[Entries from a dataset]

--*--

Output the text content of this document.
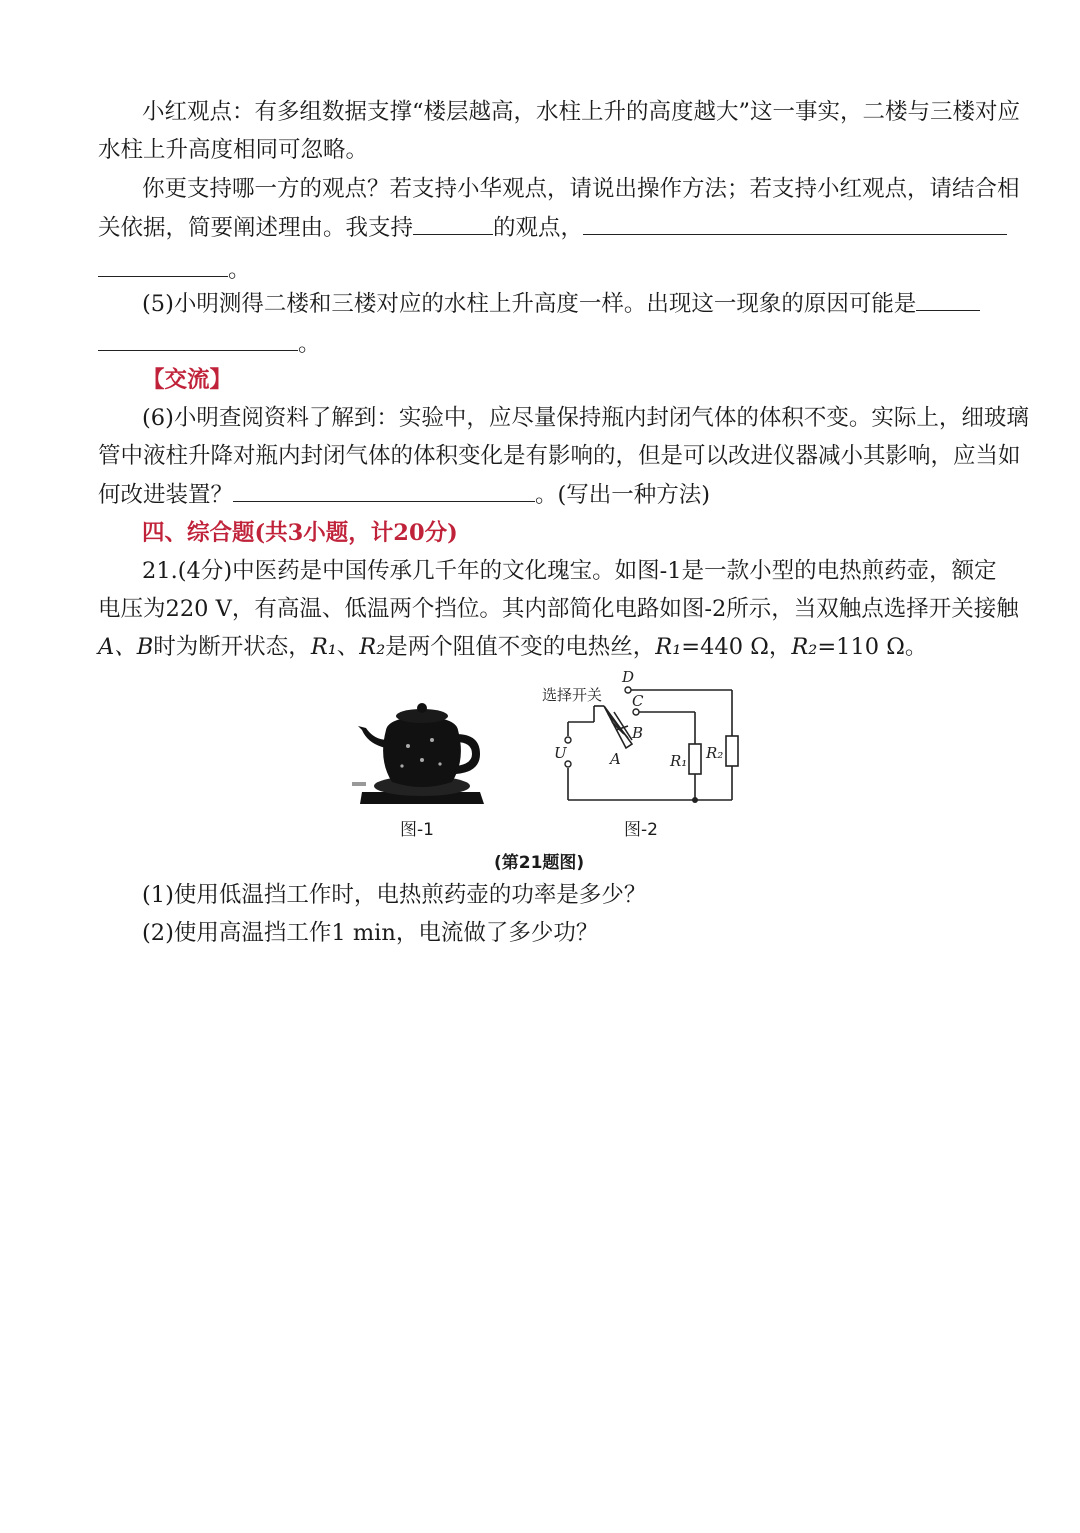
小红观点：有多组数据支撑“楼层越高，水柱上升的高度越大”这一事实，二楼与三楼对应
水柱上升高度相同可忽略。
你更支持哪一方的观点？若支持小华观点，请说出操作方法；若支持小红观点，请结合相
关依据，简要阐述理由。我支持	的观点，
。
(5)小明测得二楼和三楼对应的水柱上升高度一样。出现这一现象的原因可能是
。
【交流】
(6)小明查阅资料了解到：实验中，应尽量保持瓶内封闭气体的体积不变。实际上，细玻璃
管中液柱升降对瓶内封闭气体的体积变化是有影响的，但是可以改进仪器减小其影响，应当如
何改进装置？	。(写出一种方法)
四、综合题(共3小题，计20分)
21.(4分)中医药是中国传承几千年的文化瑰宝。如图-1是一款小型的电热煎药壶，额定
电压为220 V，有高温、低温两个挡位。其内部简化电路如图-2所示，当双触点选择开关接触
A、B时为断开状态，R₁、R₂是两个阻值不变的电热丝，R₁=440 Ω，R₂=110 Ω。
D
C
B
A
U	R₁ R₂
选择开关
图-1	图-2
(第21题图)
(1)使用低温挡工作时，电热煎药壶的功率是多少？
(2)使用高温挡工作1 min，电流做了多少功？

--*--

### Set task
Your task is to repeat the material above exactly, without its pictures.

### Solution to this task
Output the text content of this document.
小红观点：有多组数据支撑“楼层越高，水柱上升的高度越大”这一事实，二楼与三楼对应
水柱上升高度相同可忽略。
你更支持哪一方的观点？若支持小华观点，请说出操作方法；若支持小红观点，请结合相
关依据，简要阐述理由。我支持	的观点，
。
(5)小明测得二楼和三楼对应的水柱上升高度一样。出现这一现象的原因可能是
。
【交流】
(6)小明查阅资料了解到：实验中，应尽量保持瓶内封闭气体的体积不变。实际上，细玻璃
管中液柱升降对瓶内封闭气体的体积变化是有影响的，但是可以改进仪器减小其影响，应当如
何改进装置？	。(写出一种方法)
四、综合题(共3小题，计20分)
21.(4分)中医药是中国传承几千年的文化瑰宝。如图-1是一款小型的电热煎药壶，额定
电压为220 V，有高温、低温两个挡位。其内部简化电路如图-2所示，当双触点选择开关接触
A、B时为断开状态，R₁、R₂是两个阻值不变的电热丝，R₁=440 Ω，R₂=110 Ω。
D
C
B
A
U	R₁ R₂
选择开关
图-1	图-2
(第21题图)
(1)使用低温挡工作时，电热煎药壶的功率是多少？
(2)使用高温挡工作1 min，电流做了多少功？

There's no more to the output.